[begin RECORDS FOR PROCESSING]

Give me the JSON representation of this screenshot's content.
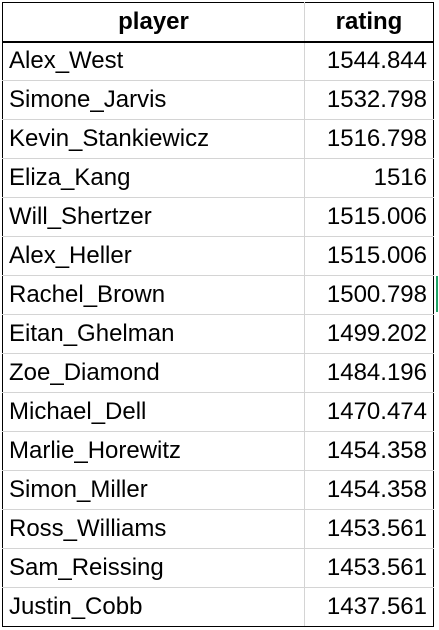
{
  "sheet": {
    "headers": {
      "player": "player",
      "rating": "rating"
    },
    "rows": [
      {
        "player": "Alex_West",
        "rating": "1544.844"
      },
      {
        "player": "Simone_Jarvis",
        "rating": "1532.798"
      },
      {
        "player": "Kevin_Stankiewicz",
        "rating": "1516.798"
      },
      {
        "player": "Eliza_Kang",
        "rating": "1516"
      },
      {
        "player": "Will_Shertzer",
        "rating": "1515.006"
      },
      {
        "player": "Alex_Heller",
        "rating": "1515.006"
      },
      {
        "player": "Rachel_Brown",
        "rating": "1500.798"
      },
      {
        "player": "Eitan_Ghelman",
        "rating": "1499.202"
      },
      {
        "player": "Zoe_Diamond",
        "rating": "1484.196"
      },
      {
        "player": "Michael_Dell",
        "rating": "1470.474"
      },
      {
        "player": "Marlie_Horewitz",
        "rating": "1454.358"
      },
      {
        "player": "Simon_Miller",
        "rating": "1454.358"
      },
      {
        "player": "Ross_Williams",
        "rating": "1453.561"
      },
      {
        "player": "Sam_Reissing",
        "rating": "1453.561"
      },
      {
        "player": "Justin_Cobb",
        "rating": "1437.561"
      }
    ],
    "colors": {
      "border": "#000000",
      "gridline": "#d4d4d4",
      "selection_accent": "#21a366"
    }
  }
}
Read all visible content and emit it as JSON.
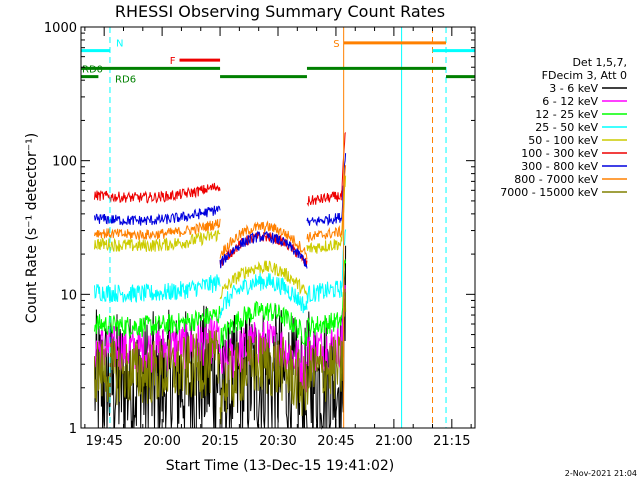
{
  "chart_data": {
    "type": "line",
    "title": "RHESSI Observing Summary Count Rates",
    "xlabel": "Start Time (13-Dec-15 19:41:02)",
    "ylabel": "Count Rate (s⁻¹ detector⁻¹)",
    "yscale": "log",
    "ylim": [
      1,
      1000
    ],
    "xlim_minutes": [
      -6,
      96
    ],
    "x_ticks": [
      {
        "label": "19:45",
        "t": 0
      },
      {
        "label": "20:00",
        "t": 15
      },
      {
        "label": "20:15",
        "t": 30
      },
      {
        "label": "20:30",
        "t": 45
      },
      {
        "label": "20:45",
        "t": 60
      },
      {
        "label": "21:00",
        "t": 75
      },
      {
        "label": "21:15",
        "t": 90
      }
    ],
    "y_ticks": [
      {
        "label": "1",
        "v": 1
      },
      {
        "label": "10",
        "v": 10
      },
      {
        "label": "100",
        "v": 100
      },
      {
        "label": "1000",
        "v": 1000
      }
    ],
    "legend": {
      "placement": "right",
      "header": [
        "Det 1,5,7,",
        "FDecim 3, Att 0"
      ],
      "entries": [
        {
          "name": "3 - 6 keV",
          "color": "#000000"
        },
        {
          "name": "6 - 12 keV",
          "color": "#ff00ff"
        },
        {
          "name": "12 - 25 keV",
          "color": "#00ff00"
        },
        {
          "name": "25 - 50 keV",
          "color": "#00ffff"
        },
        {
          "name": "50 - 100 keV",
          "color": "#cccc00"
        },
        {
          "name": "100 - 300 keV",
          "color": "#ee0000"
        },
        {
          "name": "300 - 800 keV",
          "color": "#0000dd"
        },
        {
          "name": "800 - 7000 keV",
          "color": "#ff8000"
        },
        {
          "name": "7000 - 15000 keV",
          "color": "#808000"
        }
      ]
    },
    "segments": [
      [
        -2.5,
        30
      ],
      [
        30,
        52.5
      ],
      [
        52.5,
        61.5
      ],
      [
        61.5,
        62.5
      ]
    ],
    "series": [
      {
        "name": "3 - 6 keV",
        "color": "#000000",
        "levels": [
          2.2,
          2.5,
          2.3
        ],
        "noise": 0.55
      },
      {
        "name": "6 - 12 keV",
        "color": "#ff00ff",
        "levels": [
          4.0,
          4.3,
          4.0
        ],
        "noise": 0.18
      },
      {
        "name": "12 - 25 keV",
        "color": "#00ff00",
        "levels": [
          6.0,
          7.5,
          6.0
        ],
        "noise": 0.08
      },
      {
        "name": "25 - 50 keV",
        "color": "#00ffff",
        "levels": [
          10.5,
          12.5,
          10.5
        ],
        "noise": 0.07
      },
      {
        "name": "50 - 100 keV",
        "color": "#cccc00",
        "levels": [
          24,
          16,
          23
        ],
        "noise": 0.05
      },
      {
        "name": "100 - 300 keV",
        "color": "#ee0000",
        "levels": [
          55,
          27,
          52
        ],
        "noise": 0.04
      },
      {
        "name": "300 - 800 keV",
        "color": "#0000dd",
        "levels": [
          37,
          27,
          36
        ],
        "noise": 0.04
      },
      {
        "name": "800 - 7000 keV",
        "color": "#ff8000",
        "levels": [
          29,
          32,
          28
        ],
        "noise": 0.04
      },
      {
        "name": "7000 - 15000 keV",
        "color": "#808000",
        "levels": [
          2.7,
          3.0,
          2.7
        ],
        "noise": 0.25
      }
    ],
    "state_bars": [
      {
        "label": "N",
        "color": "#00ffff",
        "ranges": [
          [
            -6,
            1.5
          ],
          [
            85,
            96
          ]
        ],
        "level": 665
      },
      {
        "label": "F",
        "color": "#ee0000",
        "ranges": [
          [
            19.5,
            30
          ]
        ],
        "level": 565
      },
      {
        "label": "S",
        "color": "#ff8000",
        "ranges": [
          [
            62,
            88.5
          ]
        ],
        "level": 760
      },
      {
        "label": "RD0",
        "color": "#008000",
        "ranges": [
          [
            -6,
            30
          ],
          [
            52.5,
            88.5
          ]
        ],
        "level": 490
      },
      {
        "label": "RD6",
        "color": "#008000",
        "ranges": [
          [
            -6,
            -1.5
          ],
          [
            30,
            52.5
          ],
          [
            88.5,
            96
          ]
        ],
        "level": 425
      }
    ],
    "vlines": [
      {
        "t": -6,
        "color": "#00ffff",
        "style": "solid"
      },
      {
        "t": 1.5,
        "color": "#00ffff",
        "style": "dashed"
      },
      {
        "t": 62,
        "color": "#ff8000",
        "style": "solid"
      },
      {
        "t": 77,
        "color": "#00ffff",
        "style": "solid"
      },
      {
        "t": 85,
        "color": "#ff8000",
        "style": "dashed"
      },
      {
        "t": 88.5,
        "color": "#00ffff",
        "style": "dashed"
      }
    ],
    "footer_date": "2-Nov-2021 21:04"
  }
}
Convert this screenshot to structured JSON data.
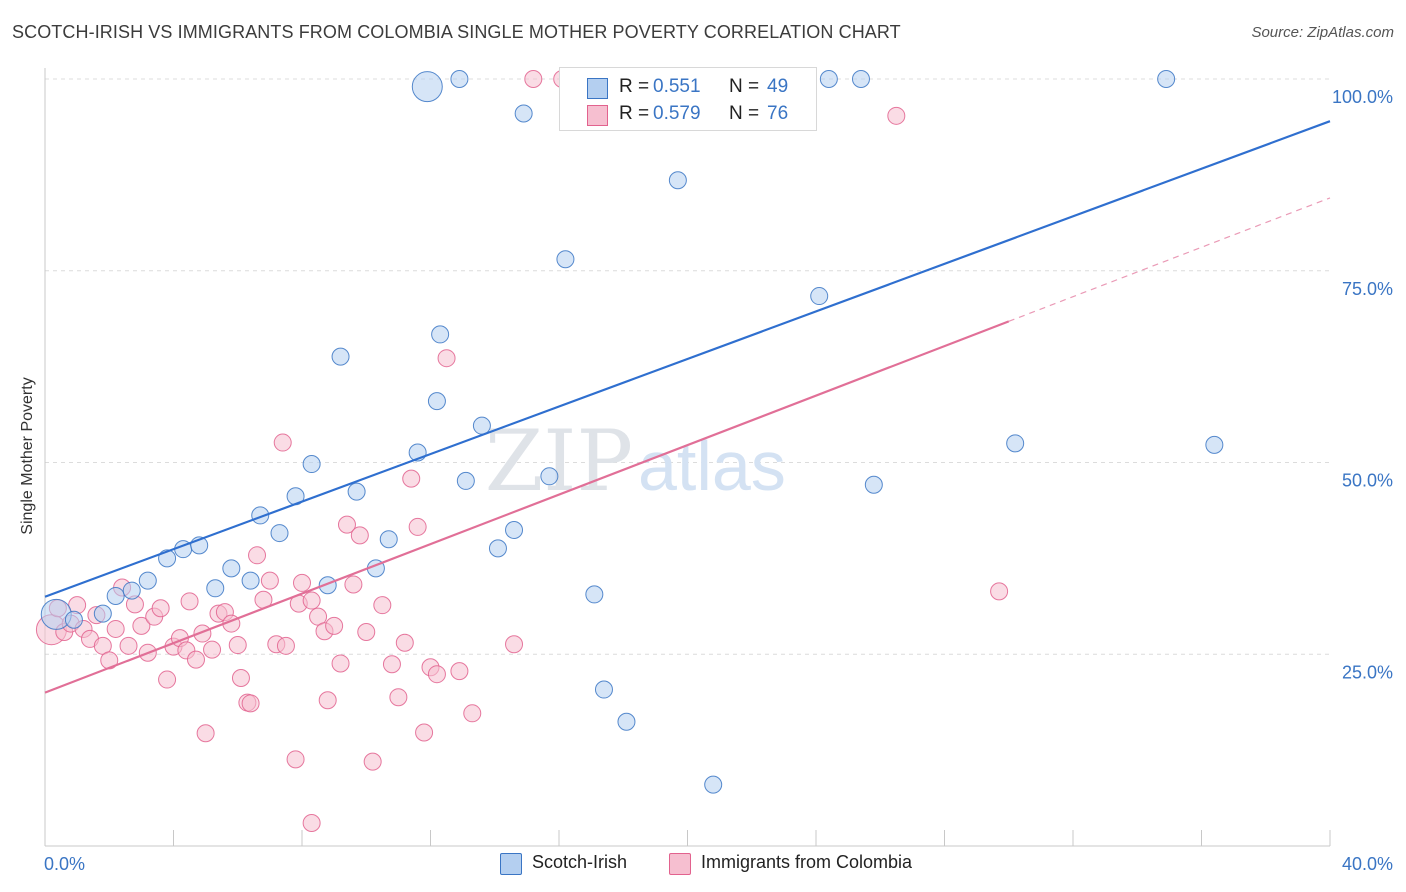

[end RECORDS FOR PROCESSING]

THE EXERCISE =
Return all lines containing the word "Count".

FULL OUTPUT =
    "title": "RHESSI Observing Summary Count Rates",
    "ylabel": "Count Rate (s⁻¹ detector⁻¹)",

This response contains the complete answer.